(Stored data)

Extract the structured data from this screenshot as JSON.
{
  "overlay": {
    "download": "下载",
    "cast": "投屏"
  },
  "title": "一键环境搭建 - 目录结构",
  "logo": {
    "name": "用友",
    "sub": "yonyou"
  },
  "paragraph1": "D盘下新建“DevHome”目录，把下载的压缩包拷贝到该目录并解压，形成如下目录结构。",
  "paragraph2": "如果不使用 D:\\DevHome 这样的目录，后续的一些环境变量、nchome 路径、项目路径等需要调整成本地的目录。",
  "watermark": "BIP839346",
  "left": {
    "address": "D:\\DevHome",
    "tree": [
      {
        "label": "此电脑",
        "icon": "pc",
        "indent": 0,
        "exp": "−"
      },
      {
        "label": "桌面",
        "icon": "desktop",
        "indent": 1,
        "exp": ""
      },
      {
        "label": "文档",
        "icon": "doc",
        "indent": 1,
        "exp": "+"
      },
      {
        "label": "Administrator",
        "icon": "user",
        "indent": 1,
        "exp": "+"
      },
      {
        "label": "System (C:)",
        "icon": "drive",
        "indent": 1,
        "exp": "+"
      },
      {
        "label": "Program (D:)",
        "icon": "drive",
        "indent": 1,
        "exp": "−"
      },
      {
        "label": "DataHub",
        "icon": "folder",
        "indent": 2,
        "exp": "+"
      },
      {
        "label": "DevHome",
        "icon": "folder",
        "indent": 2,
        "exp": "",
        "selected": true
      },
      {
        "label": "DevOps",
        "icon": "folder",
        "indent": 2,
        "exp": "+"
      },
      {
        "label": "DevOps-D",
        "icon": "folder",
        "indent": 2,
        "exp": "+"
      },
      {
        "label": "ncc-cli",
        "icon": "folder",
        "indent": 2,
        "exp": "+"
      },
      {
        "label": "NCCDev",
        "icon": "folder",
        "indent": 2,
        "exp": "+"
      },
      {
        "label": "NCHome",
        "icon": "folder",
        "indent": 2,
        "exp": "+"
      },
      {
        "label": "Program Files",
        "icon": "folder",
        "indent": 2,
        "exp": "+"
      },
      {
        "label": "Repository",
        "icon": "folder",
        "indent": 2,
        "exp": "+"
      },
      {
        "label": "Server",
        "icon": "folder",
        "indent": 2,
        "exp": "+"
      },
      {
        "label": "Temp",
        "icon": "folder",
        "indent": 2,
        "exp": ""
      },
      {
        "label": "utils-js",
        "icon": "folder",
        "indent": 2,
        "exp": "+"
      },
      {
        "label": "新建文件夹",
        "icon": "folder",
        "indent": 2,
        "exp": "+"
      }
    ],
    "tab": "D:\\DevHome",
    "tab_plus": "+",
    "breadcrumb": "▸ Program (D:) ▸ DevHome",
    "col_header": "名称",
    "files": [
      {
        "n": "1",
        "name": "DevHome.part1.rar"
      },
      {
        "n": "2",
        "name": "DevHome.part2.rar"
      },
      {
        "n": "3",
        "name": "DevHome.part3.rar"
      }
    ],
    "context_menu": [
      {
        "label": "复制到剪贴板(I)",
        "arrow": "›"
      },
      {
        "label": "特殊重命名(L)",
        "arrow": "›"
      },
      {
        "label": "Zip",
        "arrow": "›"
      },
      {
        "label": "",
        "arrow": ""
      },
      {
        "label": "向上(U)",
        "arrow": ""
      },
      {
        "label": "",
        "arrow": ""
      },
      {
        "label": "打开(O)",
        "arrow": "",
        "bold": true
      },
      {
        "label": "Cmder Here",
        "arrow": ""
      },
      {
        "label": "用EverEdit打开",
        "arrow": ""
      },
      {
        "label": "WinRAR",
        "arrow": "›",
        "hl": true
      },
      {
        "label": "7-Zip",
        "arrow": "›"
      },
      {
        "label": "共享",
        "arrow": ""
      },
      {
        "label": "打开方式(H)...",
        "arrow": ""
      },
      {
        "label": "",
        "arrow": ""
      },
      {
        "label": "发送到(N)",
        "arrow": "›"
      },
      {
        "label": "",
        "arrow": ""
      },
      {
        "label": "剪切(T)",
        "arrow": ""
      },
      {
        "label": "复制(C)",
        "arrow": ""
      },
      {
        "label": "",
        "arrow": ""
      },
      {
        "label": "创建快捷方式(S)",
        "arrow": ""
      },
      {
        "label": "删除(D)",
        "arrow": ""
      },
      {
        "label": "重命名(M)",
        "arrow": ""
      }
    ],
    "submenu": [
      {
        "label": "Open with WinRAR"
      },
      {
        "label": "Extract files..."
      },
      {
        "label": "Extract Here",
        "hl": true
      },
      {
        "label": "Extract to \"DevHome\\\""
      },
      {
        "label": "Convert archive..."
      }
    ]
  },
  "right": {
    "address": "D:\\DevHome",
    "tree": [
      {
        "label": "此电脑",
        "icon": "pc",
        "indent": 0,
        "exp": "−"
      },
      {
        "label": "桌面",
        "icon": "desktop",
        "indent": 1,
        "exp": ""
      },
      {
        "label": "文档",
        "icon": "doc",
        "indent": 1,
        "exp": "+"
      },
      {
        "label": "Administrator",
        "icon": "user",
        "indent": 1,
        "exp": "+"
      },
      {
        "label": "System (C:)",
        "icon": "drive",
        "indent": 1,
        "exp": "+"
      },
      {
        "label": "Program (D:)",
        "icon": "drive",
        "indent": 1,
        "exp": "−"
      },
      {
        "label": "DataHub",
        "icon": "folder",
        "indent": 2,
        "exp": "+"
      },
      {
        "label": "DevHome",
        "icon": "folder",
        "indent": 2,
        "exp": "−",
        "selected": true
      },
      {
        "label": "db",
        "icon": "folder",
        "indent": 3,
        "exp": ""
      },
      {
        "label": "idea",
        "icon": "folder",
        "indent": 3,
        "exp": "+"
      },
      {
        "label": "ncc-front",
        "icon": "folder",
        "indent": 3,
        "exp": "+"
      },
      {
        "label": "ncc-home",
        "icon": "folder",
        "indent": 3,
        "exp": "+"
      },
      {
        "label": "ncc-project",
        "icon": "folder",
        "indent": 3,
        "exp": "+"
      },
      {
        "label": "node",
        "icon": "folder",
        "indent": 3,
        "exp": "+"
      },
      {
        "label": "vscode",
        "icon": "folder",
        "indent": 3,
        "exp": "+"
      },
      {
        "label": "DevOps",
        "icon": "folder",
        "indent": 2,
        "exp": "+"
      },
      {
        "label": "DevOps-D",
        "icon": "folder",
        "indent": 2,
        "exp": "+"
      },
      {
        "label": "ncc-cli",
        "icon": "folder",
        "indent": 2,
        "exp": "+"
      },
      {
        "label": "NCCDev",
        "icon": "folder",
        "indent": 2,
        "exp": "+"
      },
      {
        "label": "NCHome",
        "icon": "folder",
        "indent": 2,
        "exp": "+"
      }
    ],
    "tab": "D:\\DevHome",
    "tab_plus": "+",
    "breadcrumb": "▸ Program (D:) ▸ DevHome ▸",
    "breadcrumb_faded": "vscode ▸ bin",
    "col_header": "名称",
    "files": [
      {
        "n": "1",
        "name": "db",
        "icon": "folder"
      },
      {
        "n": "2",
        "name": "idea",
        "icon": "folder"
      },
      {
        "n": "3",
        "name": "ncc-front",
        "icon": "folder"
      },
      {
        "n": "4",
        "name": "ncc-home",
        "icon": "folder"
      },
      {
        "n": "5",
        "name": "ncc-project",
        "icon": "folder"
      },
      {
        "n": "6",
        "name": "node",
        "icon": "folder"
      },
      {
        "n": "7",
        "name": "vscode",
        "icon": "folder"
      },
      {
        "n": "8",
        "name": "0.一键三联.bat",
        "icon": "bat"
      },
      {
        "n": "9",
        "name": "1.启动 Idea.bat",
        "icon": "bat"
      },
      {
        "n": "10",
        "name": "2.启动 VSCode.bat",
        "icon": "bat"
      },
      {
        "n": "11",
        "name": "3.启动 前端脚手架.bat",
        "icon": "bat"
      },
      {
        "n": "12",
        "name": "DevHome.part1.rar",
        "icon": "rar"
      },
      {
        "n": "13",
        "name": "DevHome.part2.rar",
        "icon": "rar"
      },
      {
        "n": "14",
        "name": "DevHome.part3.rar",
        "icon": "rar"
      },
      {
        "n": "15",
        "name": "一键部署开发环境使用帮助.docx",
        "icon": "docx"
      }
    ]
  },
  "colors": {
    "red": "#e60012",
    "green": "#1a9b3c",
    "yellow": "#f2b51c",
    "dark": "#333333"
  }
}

Problem to work on ▸ Read the lines above. Gather those in which the string "Here" is found.

Solution to the problem ▸
        "label": "Cmder Here",
        "label": "Extract Here",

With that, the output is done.